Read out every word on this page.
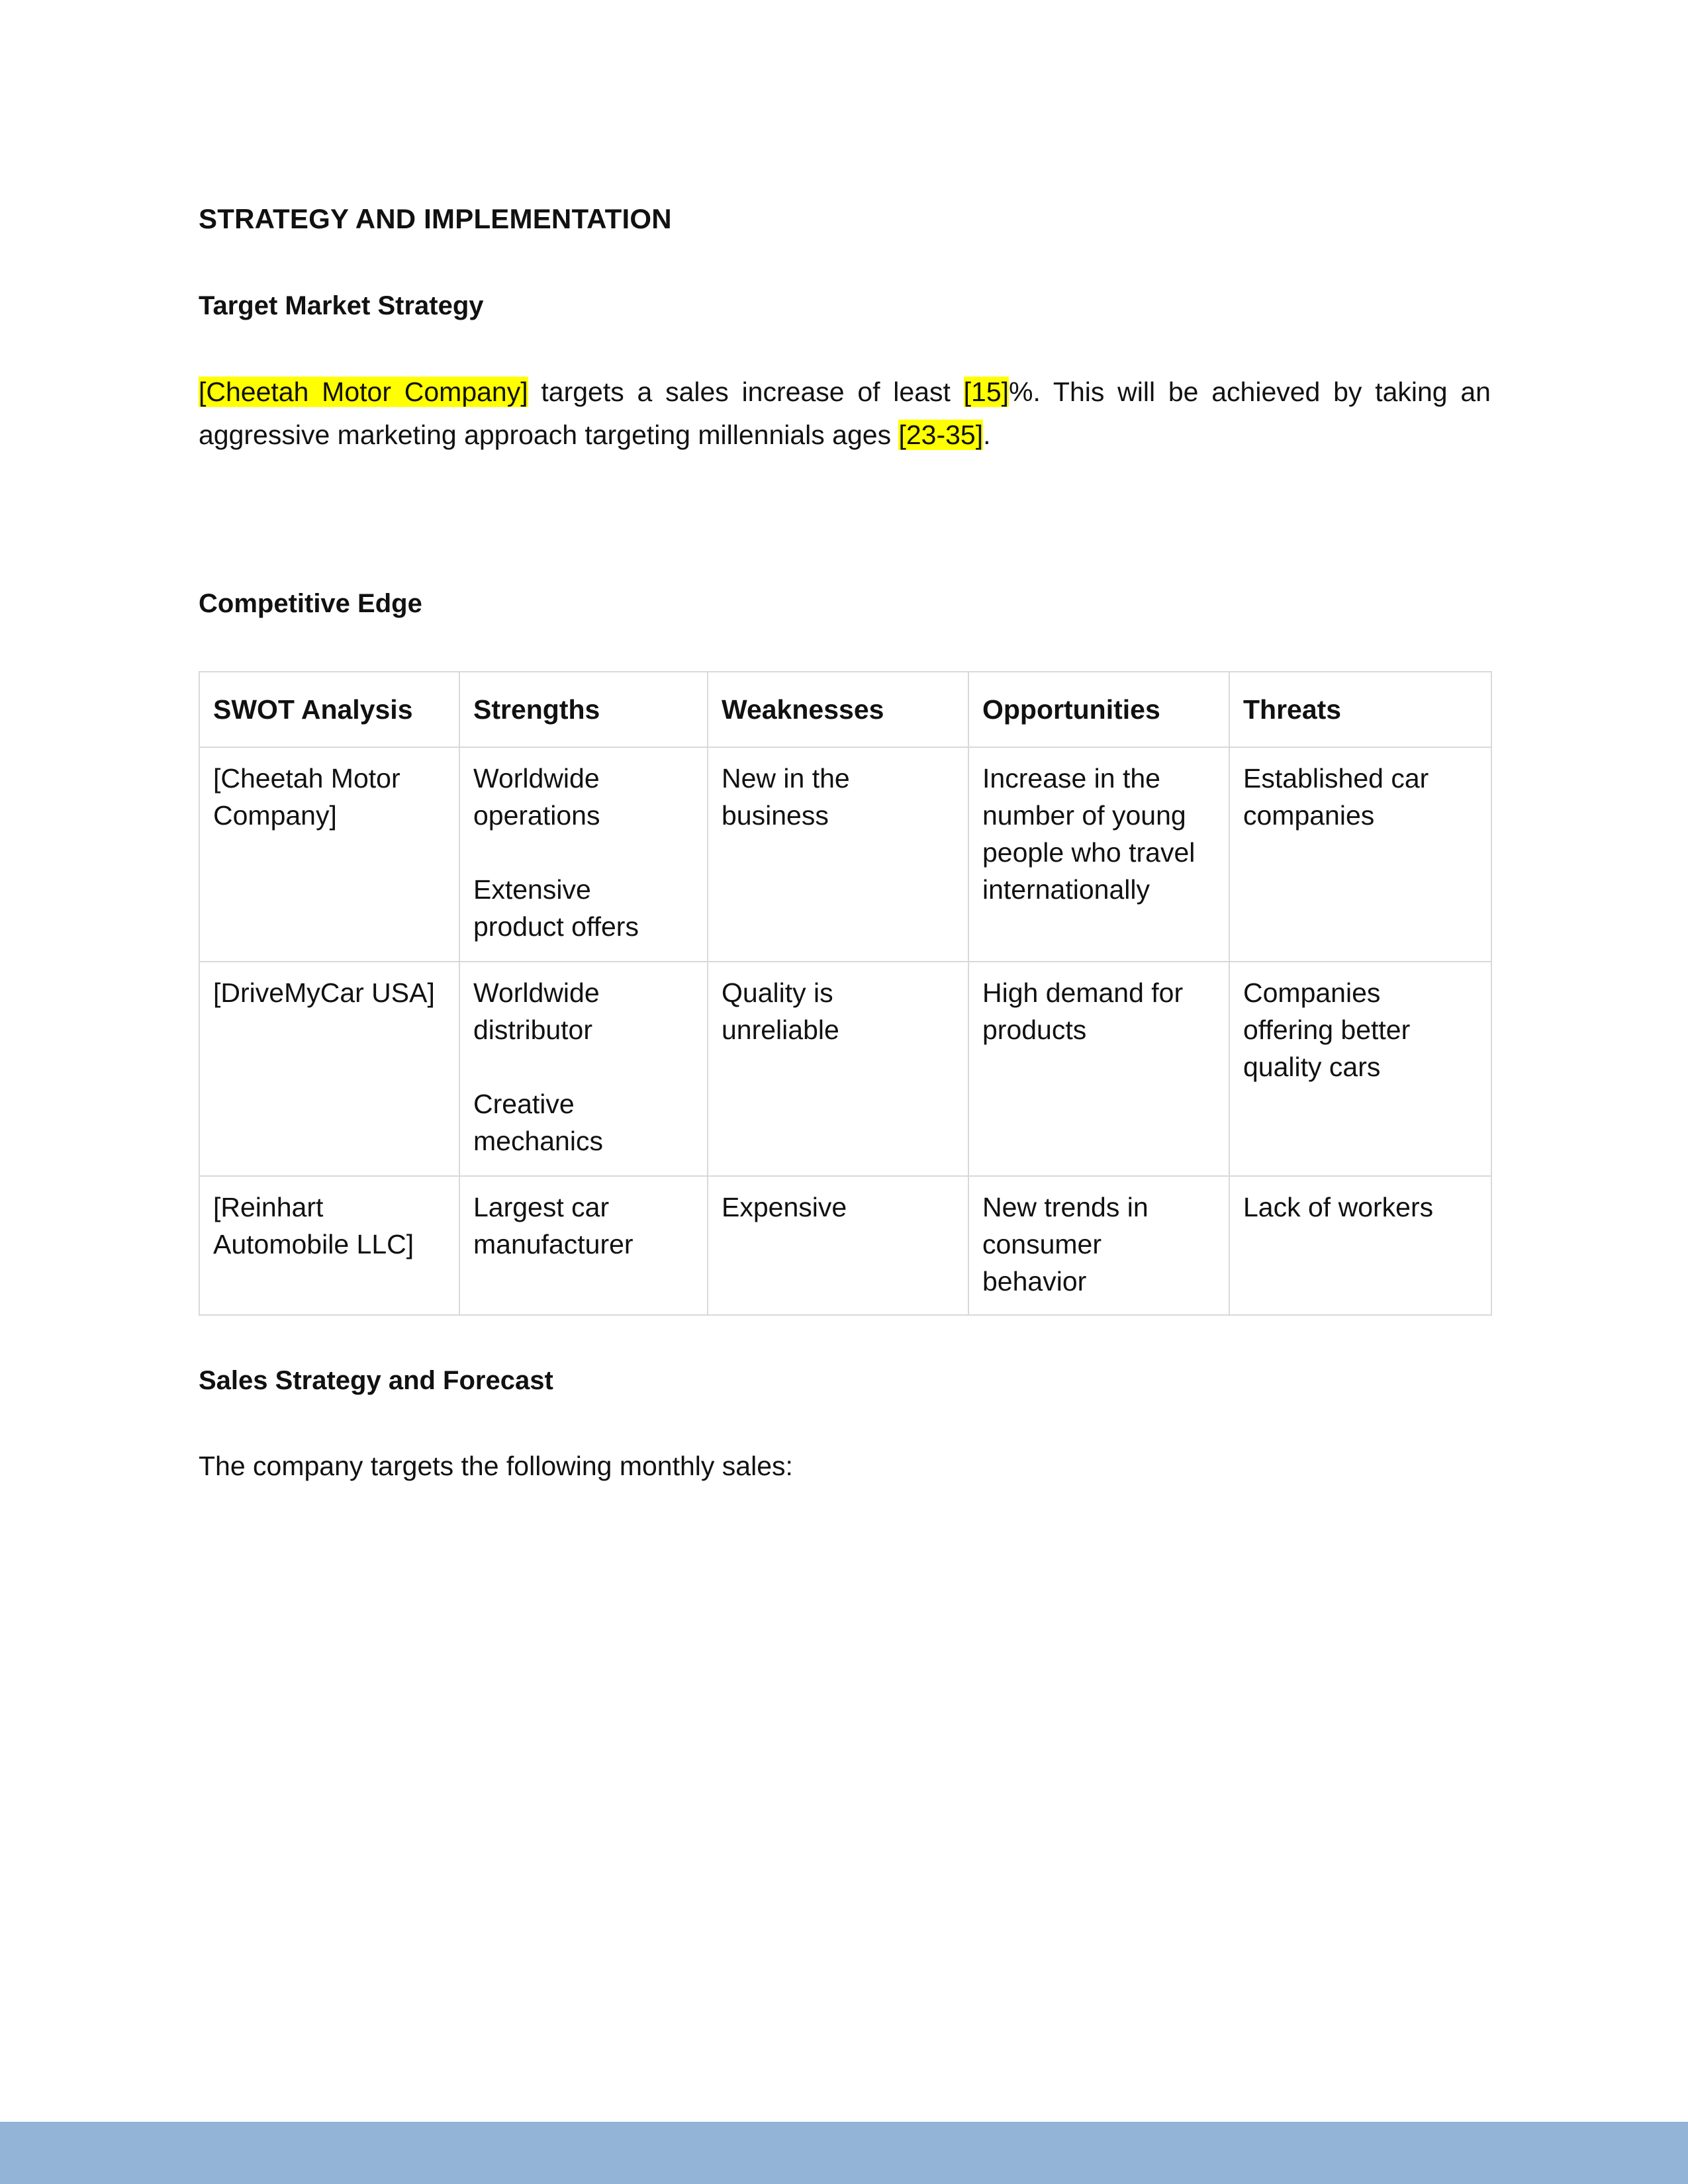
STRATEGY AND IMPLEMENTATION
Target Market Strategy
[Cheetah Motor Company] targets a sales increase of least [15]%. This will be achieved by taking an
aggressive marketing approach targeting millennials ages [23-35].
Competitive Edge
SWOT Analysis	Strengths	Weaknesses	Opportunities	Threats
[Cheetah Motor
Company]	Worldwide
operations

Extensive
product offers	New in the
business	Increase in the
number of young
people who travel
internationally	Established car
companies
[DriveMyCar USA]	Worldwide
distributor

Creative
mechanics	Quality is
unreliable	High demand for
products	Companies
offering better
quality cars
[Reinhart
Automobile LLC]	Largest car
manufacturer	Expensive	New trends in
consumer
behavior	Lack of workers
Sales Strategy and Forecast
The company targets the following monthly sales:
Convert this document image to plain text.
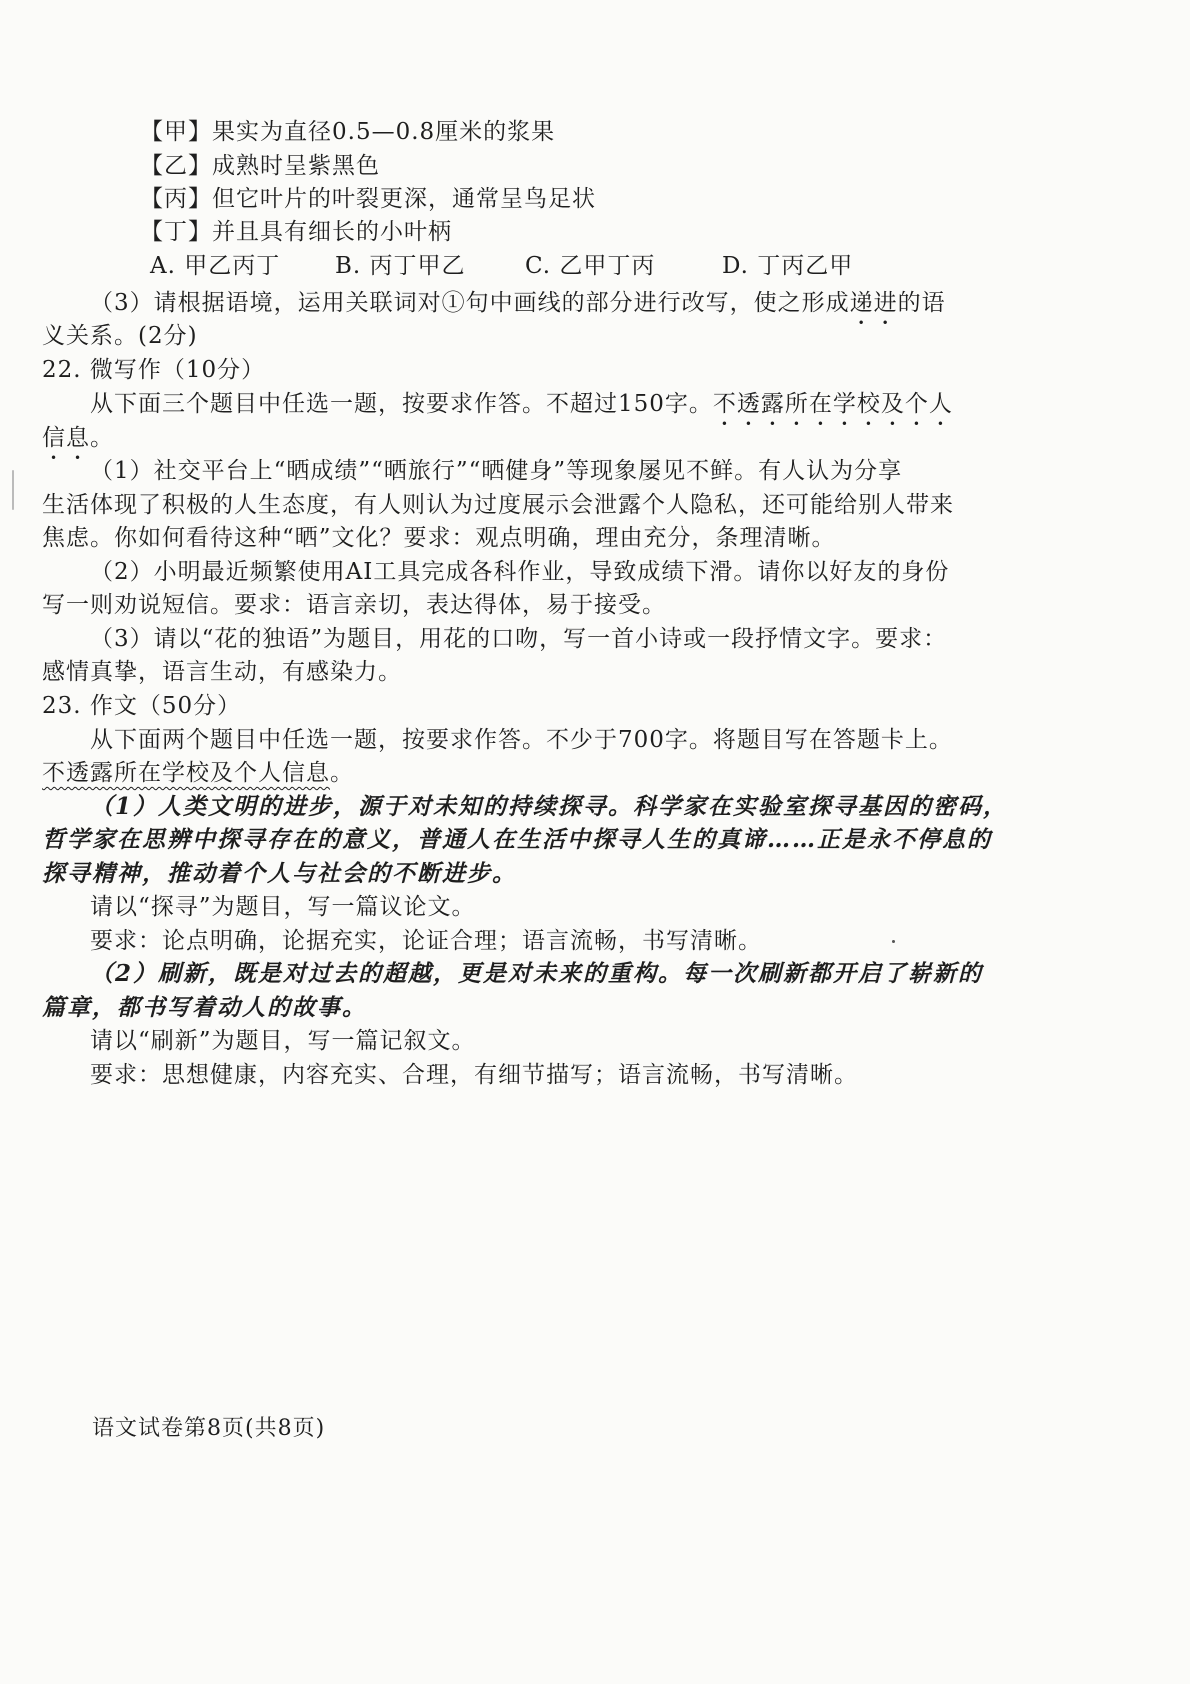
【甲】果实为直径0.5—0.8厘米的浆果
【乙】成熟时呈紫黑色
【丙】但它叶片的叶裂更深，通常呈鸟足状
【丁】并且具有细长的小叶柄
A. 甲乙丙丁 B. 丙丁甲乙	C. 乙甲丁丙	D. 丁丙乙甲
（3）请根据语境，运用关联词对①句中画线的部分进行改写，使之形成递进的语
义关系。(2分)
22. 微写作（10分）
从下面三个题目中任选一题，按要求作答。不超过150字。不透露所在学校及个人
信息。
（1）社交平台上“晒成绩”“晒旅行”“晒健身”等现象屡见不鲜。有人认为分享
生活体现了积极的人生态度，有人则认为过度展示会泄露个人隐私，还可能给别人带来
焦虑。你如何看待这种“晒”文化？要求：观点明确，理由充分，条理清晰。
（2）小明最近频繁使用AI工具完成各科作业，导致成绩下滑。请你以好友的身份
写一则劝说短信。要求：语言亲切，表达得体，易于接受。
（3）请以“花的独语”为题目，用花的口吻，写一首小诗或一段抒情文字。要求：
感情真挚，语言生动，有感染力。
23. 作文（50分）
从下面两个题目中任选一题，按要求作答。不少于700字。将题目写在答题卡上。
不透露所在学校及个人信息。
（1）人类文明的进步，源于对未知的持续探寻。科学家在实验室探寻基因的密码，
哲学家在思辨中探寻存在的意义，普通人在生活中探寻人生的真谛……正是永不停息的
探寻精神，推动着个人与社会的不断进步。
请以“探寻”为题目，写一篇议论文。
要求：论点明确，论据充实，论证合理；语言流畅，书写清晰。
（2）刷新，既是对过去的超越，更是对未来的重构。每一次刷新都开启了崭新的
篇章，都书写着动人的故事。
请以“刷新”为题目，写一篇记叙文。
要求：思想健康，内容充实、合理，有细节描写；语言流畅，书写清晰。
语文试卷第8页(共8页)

> _TASK_: From the line that holds "Convert this document image to plain text." to the last line of the records, please copy each line exactly and nothing else. Pictures stay out.

> _PROBLEM SOLUTION_:
Convert this document image to plain text.
【甲】果实为直径0.5—0.8厘米的浆果
【乙】成熟时呈紫黑色
【丙】但它叶片的叶裂更深，通常呈鸟足状
【丁】并且具有细长的小叶柄
A. 甲乙丙丁 B. 丙丁甲乙	C. 乙甲丁丙	D. 丁丙乙甲
（3）请根据语境，运用关联词对①句中画线的部分进行改写，使之形成递进的语
义关系。(2分)
22. 微写作（10分）
从下面三个题目中任选一题，按要求作答。不超过150字。不透露所在学校及个人
信息。
（1）社交平台上“晒成绩”“晒旅行”“晒健身”等现象屡见不鲜。有人认为分享
生活体现了积极的人生态度，有人则认为过度展示会泄露个人隐私，还可能给别人带来
焦虑。你如何看待这种“晒”文化？要求：观点明确，理由充分，条理清晰。
（2）小明最近频繁使用AI工具完成各科作业，导致成绩下滑。请你以好友的身份
写一则劝说短信。要求：语言亲切，表达得体，易于接受。
（3）请以“花的独语”为题目，用花的口吻，写一首小诗或一段抒情文字。要求：
感情真挚，语言生动，有感染力。
23. 作文（50分）
从下面两个题目中任选一题，按要求作答。不少于700字。将题目写在答题卡上。
不透露所在学校及个人信息。
（1）人类文明的进步，源于对未知的持续探寻。科学家在实验室探寻基因的密码，
哲学家在思辨中探寻存在的意义，普通人在生活中探寻人生的真谛……正是永不停息的
探寻精神，推动着个人与社会的不断进步。
请以“探寻”为题目，写一篇议论文。
要求：论点明确，论据充实，论证合理；语言流畅，书写清晰。
（2）刷新，既是对过去的超越，更是对未来的重构。每一次刷新都开启了崭新的
篇章，都书写着动人的故事。
请以“刷新”为题目，写一篇记叙文。
要求：思想健康，内容充实、合理，有细节描写；语言流畅，书写清晰。
语文试卷第8页(共8页)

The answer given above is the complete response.